→ Recorded data:
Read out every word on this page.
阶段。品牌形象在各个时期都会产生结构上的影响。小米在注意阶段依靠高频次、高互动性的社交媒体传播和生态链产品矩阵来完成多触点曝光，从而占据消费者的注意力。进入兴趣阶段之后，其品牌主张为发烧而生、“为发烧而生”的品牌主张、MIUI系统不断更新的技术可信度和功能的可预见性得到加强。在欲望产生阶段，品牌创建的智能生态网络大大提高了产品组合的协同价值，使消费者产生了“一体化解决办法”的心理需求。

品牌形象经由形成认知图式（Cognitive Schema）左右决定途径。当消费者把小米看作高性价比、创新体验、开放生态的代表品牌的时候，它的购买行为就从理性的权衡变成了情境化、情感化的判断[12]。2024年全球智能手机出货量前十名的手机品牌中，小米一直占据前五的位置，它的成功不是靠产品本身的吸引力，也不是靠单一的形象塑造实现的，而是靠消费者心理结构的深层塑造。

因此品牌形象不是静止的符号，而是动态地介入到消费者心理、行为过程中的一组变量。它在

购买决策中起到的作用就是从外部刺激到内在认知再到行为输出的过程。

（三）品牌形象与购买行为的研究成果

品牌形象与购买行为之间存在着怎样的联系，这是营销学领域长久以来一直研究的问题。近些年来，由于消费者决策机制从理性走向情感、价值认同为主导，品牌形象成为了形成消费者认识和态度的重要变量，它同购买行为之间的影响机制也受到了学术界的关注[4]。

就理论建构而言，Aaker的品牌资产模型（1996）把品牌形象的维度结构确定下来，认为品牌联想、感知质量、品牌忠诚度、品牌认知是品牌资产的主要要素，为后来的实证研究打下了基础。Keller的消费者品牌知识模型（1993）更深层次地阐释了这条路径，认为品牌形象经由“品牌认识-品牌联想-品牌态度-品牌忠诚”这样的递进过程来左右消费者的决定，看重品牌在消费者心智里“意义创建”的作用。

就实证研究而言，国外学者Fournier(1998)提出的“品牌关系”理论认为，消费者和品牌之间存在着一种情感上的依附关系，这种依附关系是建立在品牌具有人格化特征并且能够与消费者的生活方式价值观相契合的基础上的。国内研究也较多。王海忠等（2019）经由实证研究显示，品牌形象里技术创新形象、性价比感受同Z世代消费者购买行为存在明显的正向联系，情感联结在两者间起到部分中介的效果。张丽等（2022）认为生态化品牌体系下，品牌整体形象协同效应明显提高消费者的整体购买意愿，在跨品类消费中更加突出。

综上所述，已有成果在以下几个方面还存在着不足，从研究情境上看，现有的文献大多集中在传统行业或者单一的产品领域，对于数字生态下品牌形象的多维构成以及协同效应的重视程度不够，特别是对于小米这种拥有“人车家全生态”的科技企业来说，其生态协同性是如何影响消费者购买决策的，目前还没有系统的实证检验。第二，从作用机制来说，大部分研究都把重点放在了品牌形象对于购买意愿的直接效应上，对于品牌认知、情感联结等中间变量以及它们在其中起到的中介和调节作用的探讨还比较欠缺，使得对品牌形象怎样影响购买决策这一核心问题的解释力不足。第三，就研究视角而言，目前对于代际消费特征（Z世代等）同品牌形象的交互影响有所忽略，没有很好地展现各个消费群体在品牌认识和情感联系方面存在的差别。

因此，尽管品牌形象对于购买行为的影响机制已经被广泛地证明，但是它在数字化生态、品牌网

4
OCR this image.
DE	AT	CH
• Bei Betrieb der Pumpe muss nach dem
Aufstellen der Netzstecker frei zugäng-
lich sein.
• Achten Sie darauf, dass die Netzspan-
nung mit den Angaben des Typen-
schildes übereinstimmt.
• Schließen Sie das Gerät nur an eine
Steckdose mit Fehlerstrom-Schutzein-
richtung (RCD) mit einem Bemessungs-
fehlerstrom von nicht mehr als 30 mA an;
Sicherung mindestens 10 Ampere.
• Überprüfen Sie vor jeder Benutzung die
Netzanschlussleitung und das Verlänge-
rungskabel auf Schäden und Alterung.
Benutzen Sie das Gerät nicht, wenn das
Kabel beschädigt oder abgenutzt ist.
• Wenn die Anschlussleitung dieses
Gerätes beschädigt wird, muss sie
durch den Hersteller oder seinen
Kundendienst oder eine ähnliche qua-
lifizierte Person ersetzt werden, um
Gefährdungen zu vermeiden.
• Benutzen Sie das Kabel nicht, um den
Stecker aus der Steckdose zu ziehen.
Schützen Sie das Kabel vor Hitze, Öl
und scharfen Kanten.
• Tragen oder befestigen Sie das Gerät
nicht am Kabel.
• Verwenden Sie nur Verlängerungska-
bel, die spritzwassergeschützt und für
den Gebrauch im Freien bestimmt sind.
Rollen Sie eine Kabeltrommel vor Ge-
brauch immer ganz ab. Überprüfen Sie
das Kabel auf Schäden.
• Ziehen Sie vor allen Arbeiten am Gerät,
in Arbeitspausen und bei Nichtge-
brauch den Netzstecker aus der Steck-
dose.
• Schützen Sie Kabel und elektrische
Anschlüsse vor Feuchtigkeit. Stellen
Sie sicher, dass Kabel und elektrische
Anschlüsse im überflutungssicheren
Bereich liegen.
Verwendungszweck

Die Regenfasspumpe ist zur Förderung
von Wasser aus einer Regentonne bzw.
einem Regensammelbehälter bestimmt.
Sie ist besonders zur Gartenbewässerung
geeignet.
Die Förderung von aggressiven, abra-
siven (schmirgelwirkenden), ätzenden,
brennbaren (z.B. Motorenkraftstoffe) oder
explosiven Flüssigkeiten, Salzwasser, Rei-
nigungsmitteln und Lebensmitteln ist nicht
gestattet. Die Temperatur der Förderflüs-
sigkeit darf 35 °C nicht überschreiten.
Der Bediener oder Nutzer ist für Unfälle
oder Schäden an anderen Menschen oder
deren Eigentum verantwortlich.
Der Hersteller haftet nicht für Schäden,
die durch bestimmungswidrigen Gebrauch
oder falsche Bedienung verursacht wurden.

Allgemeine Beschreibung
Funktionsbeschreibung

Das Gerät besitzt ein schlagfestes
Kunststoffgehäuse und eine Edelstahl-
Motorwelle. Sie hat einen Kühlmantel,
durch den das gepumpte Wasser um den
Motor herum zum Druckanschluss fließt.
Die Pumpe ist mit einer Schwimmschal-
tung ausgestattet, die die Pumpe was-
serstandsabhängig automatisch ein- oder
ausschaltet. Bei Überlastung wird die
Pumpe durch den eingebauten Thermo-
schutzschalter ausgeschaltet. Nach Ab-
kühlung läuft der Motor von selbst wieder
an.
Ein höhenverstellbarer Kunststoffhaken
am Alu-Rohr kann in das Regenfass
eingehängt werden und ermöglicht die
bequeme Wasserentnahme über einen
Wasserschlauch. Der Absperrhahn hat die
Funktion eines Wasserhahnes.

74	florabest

→ Given task:
Identify every line above with the string "durch" in it. Copy those lines.

→ Answer to the problem:
durch den Hersteller oder seinen
die durch bestimmungswidrigen Gebrauch
durch den das gepumpte Wasser um den
Pumpe durch den eingebauten Thermo-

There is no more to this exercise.